Your objective: Output every line exactly as written. Leave out pictures.
******************************
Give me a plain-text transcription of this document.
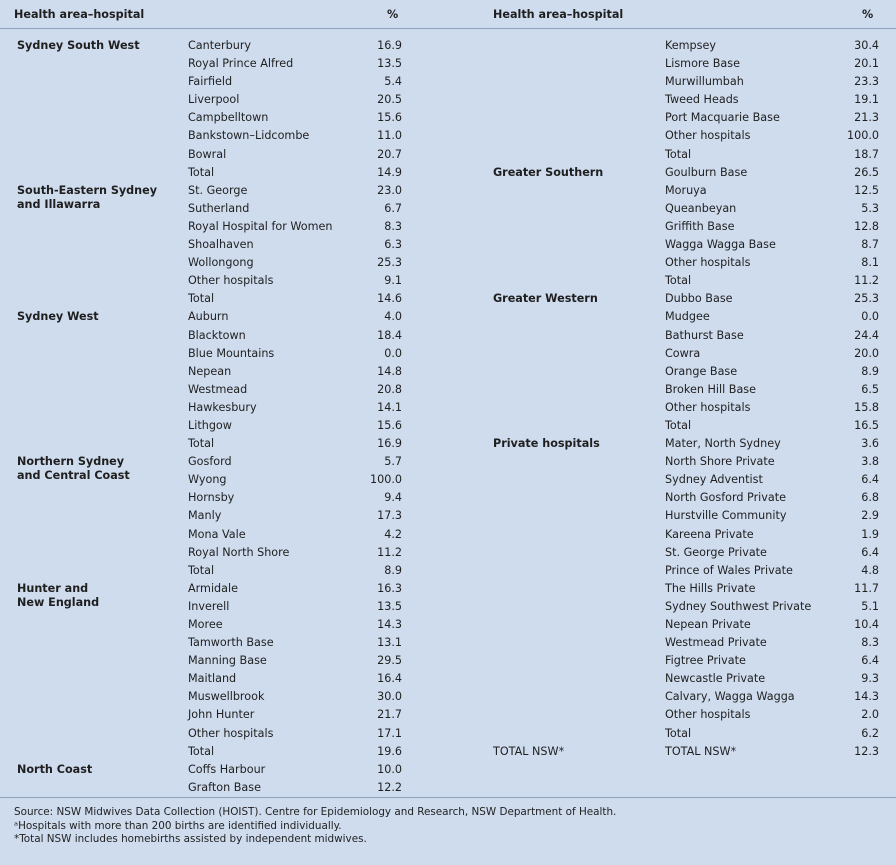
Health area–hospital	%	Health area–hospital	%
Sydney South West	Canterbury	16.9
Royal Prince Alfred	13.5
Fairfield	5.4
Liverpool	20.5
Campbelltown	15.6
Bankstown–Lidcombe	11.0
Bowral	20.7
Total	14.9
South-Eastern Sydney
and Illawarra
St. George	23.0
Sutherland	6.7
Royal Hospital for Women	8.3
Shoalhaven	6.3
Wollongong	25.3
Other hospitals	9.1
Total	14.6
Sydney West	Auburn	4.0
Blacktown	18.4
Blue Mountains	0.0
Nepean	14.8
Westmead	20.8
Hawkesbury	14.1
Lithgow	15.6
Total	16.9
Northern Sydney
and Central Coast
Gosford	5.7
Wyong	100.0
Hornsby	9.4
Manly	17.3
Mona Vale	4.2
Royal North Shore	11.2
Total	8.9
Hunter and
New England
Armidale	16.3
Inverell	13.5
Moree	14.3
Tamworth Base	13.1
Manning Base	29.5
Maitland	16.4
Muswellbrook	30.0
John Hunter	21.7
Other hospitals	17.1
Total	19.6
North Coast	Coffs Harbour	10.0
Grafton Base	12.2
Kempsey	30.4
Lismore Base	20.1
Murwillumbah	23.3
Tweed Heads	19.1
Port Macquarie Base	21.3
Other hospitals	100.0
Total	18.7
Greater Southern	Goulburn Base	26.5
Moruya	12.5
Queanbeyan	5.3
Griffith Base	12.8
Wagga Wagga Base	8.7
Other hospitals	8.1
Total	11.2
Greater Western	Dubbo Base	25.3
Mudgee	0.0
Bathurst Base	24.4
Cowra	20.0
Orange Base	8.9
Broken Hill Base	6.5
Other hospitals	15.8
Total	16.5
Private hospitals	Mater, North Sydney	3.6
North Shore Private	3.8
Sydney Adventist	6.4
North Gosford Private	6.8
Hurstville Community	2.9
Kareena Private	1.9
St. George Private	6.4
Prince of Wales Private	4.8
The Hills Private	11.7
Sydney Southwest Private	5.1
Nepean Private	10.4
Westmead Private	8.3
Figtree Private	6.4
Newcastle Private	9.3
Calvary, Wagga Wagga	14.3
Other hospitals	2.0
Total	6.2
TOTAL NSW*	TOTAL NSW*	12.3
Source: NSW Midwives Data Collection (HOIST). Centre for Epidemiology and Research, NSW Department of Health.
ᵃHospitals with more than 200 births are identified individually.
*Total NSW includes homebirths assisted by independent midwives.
******************************
Response to this task:
Give me a plain-text transcription of this document.
Health area–hospital	%	Health area–hospital	%
Sydney South West	Canterbury	16.9
Royal Prince Alfred	13.5
Fairfield	5.4
Liverpool	20.5
Campbelltown	15.6
Bankstown–Lidcombe	11.0
Bowral	20.7
Total	14.9
South-Eastern Sydney
and Illawarra
St. George	23.0
Sutherland	6.7
Royal Hospital for Women	8.3
Shoalhaven	6.3
Wollongong	25.3
Other hospitals	9.1
Total	14.6
Sydney West	Auburn	4.0
Blacktown	18.4
Blue Mountains	0.0
Nepean	14.8
Westmead	20.8
Hawkesbury	14.1
Lithgow	15.6
Total	16.9
Northern Sydney
and Central Coast
Gosford	5.7
Wyong	100.0
Hornsby	9.4
Manly	17.3
Mona Vale	4.2
Royal North Shore	11.2
Total	8.9
Hunter and
New England
Armidale	16.3
Inverell	13.5
Moree	14.3
Tamworth Base	13.1
Manning Base	29.5
Maitland	16.4
Muswellbrook	30.0
John Hunter	21.7
Other hospitals	17.1
Total	19.6
North Coast	Coffs Harbour	10.0
Grafton Base	12.2
Kempsey	30.4
Lismore Base	20.1
Murwillumbah	23.3
Tweed Heads	19.1
Port Macquarie Base	21.3
Other hospitals	100.0
Total	18.7
Greater Southern	Goulburn Base	26.5
Moruya	12.5
Queanbeyan	5.3
Griffith Base	12.8
Wagga Wagga Base	8.7
Other hospitals	8.1
Total	11.2
Greater Western	Dubbo Base	25.3
Mudgee	0.0
Bathurst Base	24.4
Cowra	20.0
Orange Base	8.9
Broken Hill Base	6.5
Other hospitals	15.8
Total	16.5
Private hospitals	Mater, North Sydney	3.6
North Shore Private	3.8
Sydney Adventist	6.4
North Gosford Private	6.8
Hurstville Community	2.9
Kareena Private	1.9
St. George Private	6.4
Prince of Wales Private	4.8
The Hills Private	11.7
Sydney Southwest Private	5.1
Nepean Private	10.4
Westmead Private	8.3
Figtree Private	6.4
Newcastle Private	9.3
Calvary, Wagga Wagga	14.3
Other hospitals	2.0
Total	6.2
TOTAL NSW*	TOTAL NSW*	12.3
Source: NSW Midwives Data Collection (HOIST). Centre for Epidemiology and Research, NSW Department of Health.
ᵃHospitals with more than 200 births are identified individually.
*Total NSW includes homebirths assisted by independent midwives.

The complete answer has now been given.